Look through the records below for the word "Tibbiyot". Report how many lines have it, and only that number.
--- --- ---
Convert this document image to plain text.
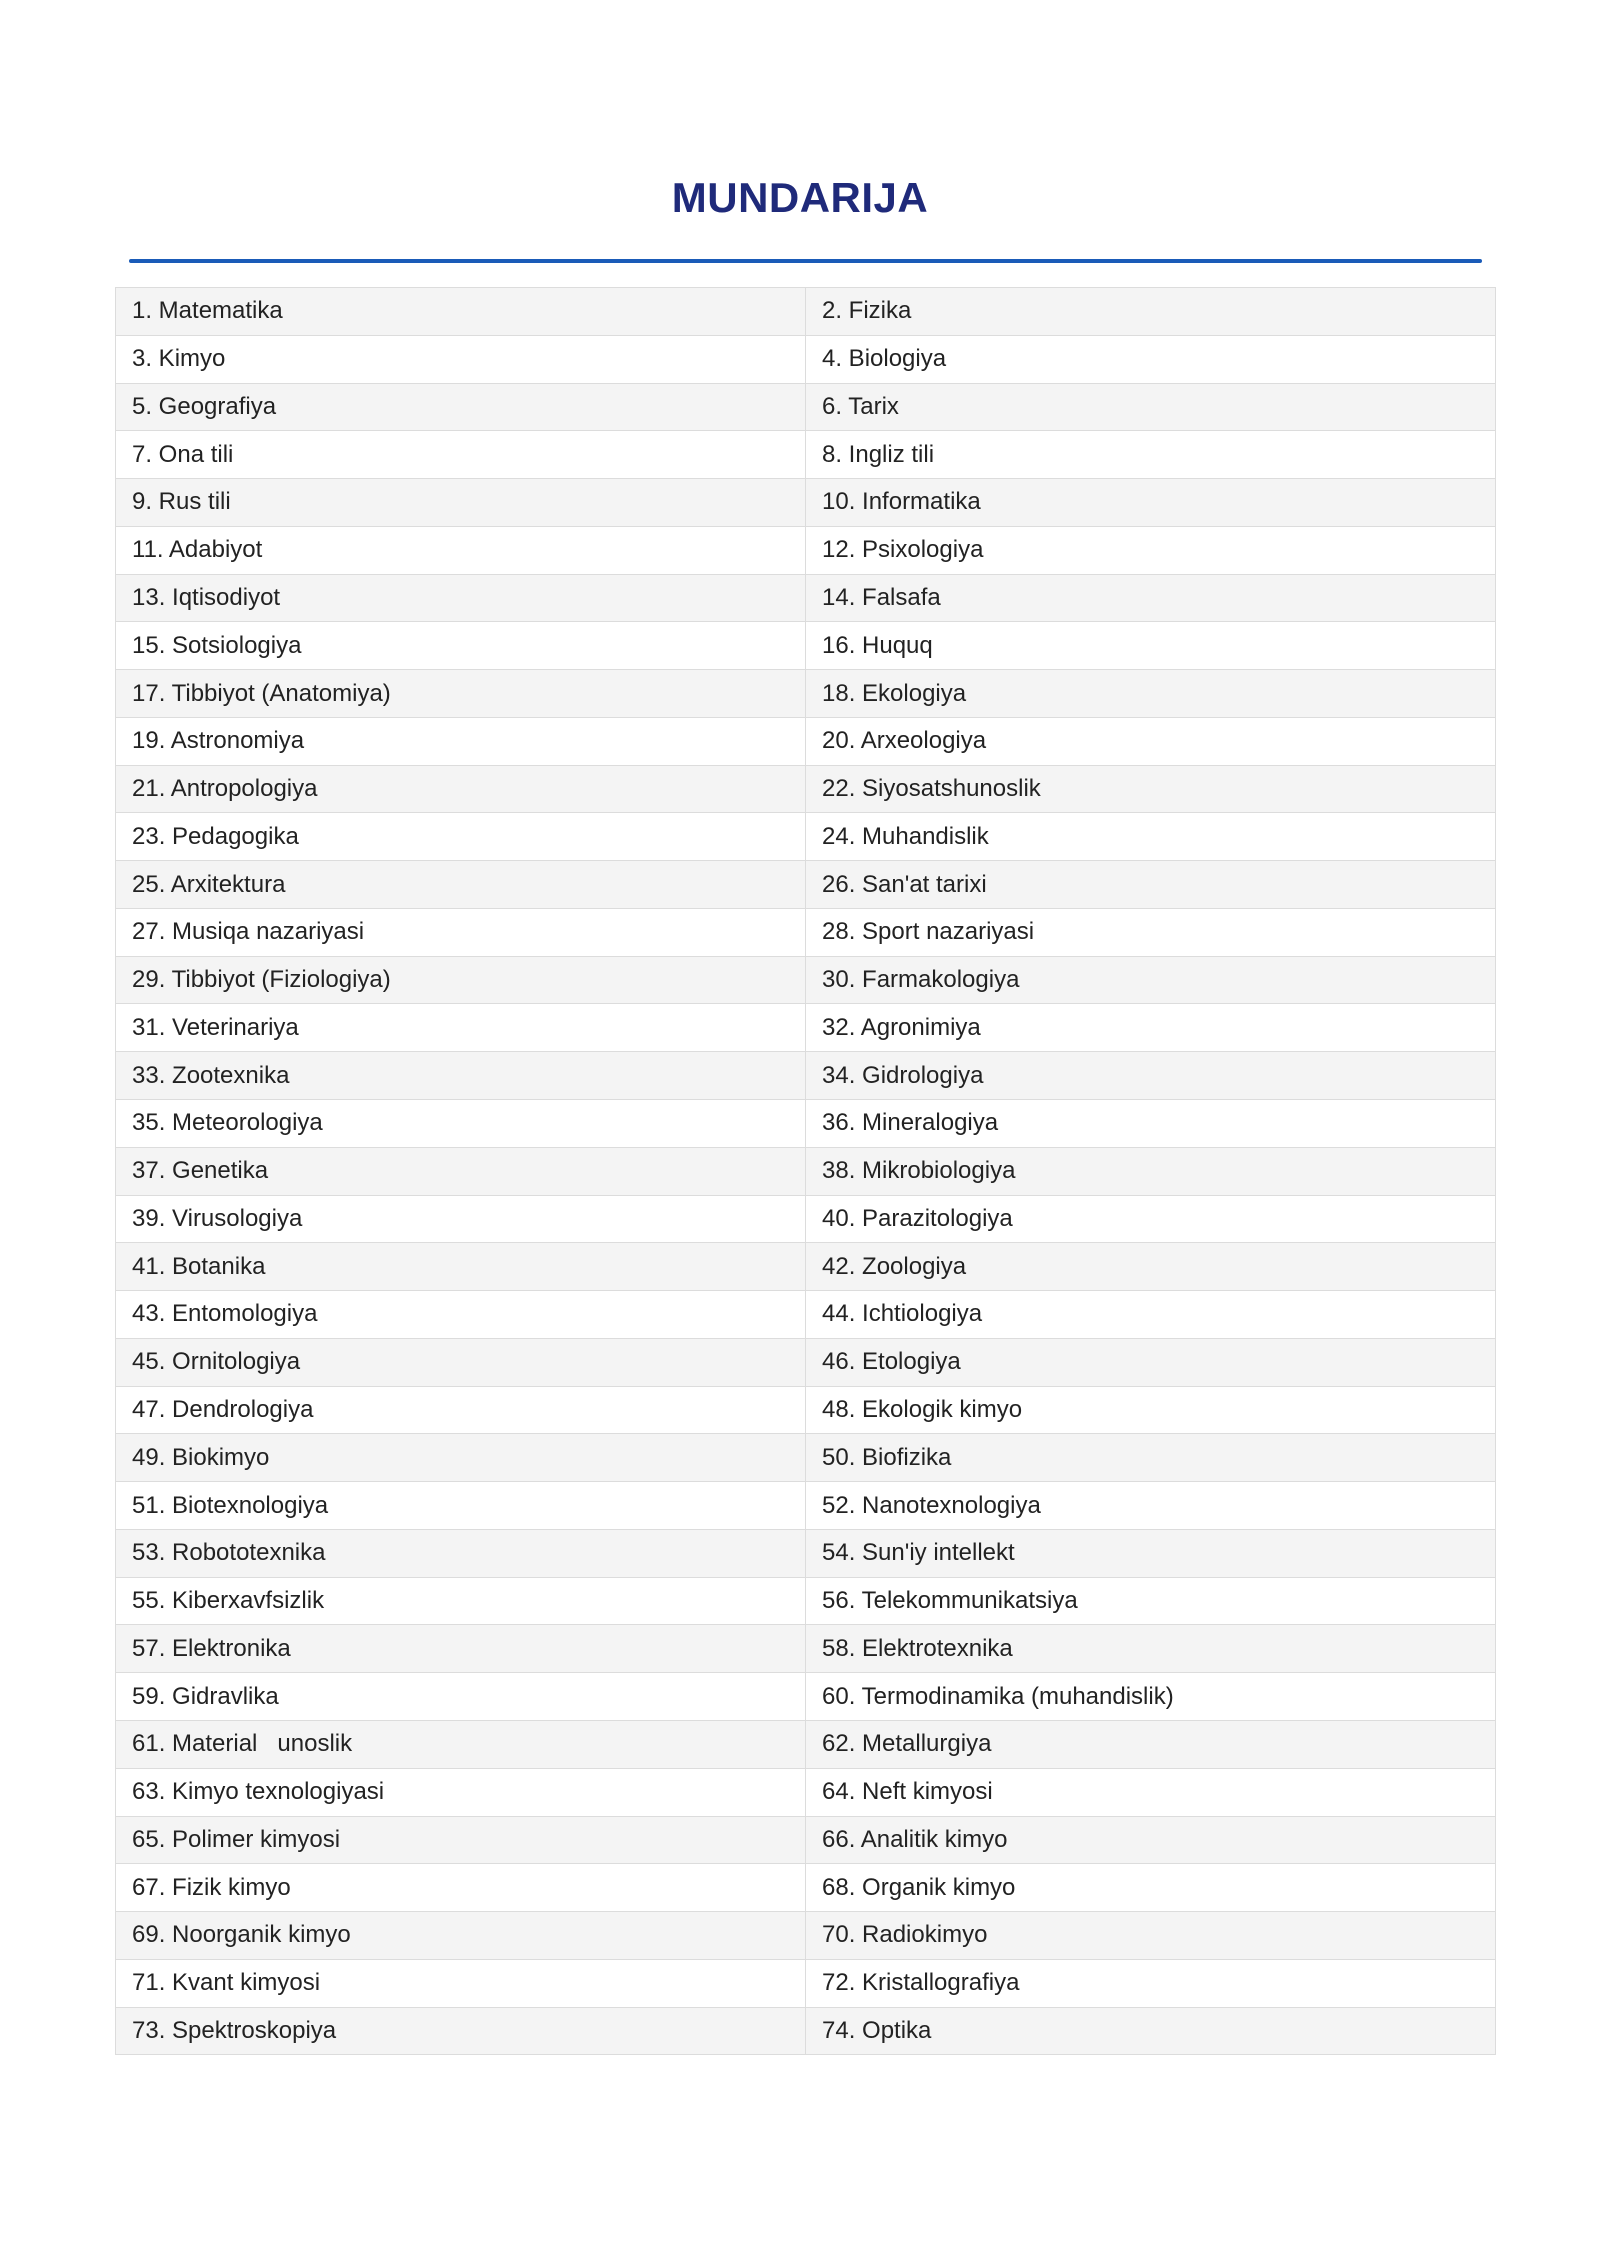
MUNDARIJA
1. Matematika	2. Fizika
3. Kimyo	4. Biologiya
5. Geografiya	6. Tarix
7. Ona tili	8. Ingliz tili
9. Rus tili	10. Informatika
11. Adabiyot	12. Psixologiya
13. Iqtisodiyot	14. Falsafa
15. Sotsiologiya	16. Huquq
17. Tibbiyot (Anatomiya)	18. Ekologiya
19. Astronomiya	20. Arxeologiya
21. Antropologiya	22. Siyosatshunoslik
23. Pedagogika	24. Muhandislik
25. Arxitektura	26. San'at tarixi
27. Musiqa nazariyasi	28. Sport nazariyasi
29. Tibbiyot (Fiziologiya)	30. Farmakologiya
31. Veterinariya	32. Agronimiya
33. Zootexnika	34. Gidrologiya
35. Meteorologiya	36. Mineralogiya
37. Genetika	38. Mikrobiologiya
39. Virusologiya	40. Parazitologiya
41. Botanika	42. Zoologiya
43. Entomologiya	44. Ichtiologiya
45. Ornitologiya	46. Etologiya
47. Dendrologiya	48. Ekologik kimyo
49. Biokimyo	50. Biofizika
51. Biotexnologiya	52. Nanotexnologiya
53. Robototexnika	54. Sun'iy intellekt
55. Kiberxavfsizlik	56. Telekommunikatsiya
57. Elektronika	58. Elektrotexnika
59. Gidravlika	60. Termodinamika (muhandislik)
61. Material   unoslik	62. Metallurgiya
63. Kimyo texnologiyasi	64. Neft kimyosi
65. Polimer kimyosi	66. Analitik kimyo
67. Fizik kimyo	68. Organik kimyo
69. Noorganik kimyo	70. Radiokimyo
71. Kvant kimyosi	72. Kristallografiya
73. Spektroskopiya	74. Optika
--- --- ---
_Task response_
2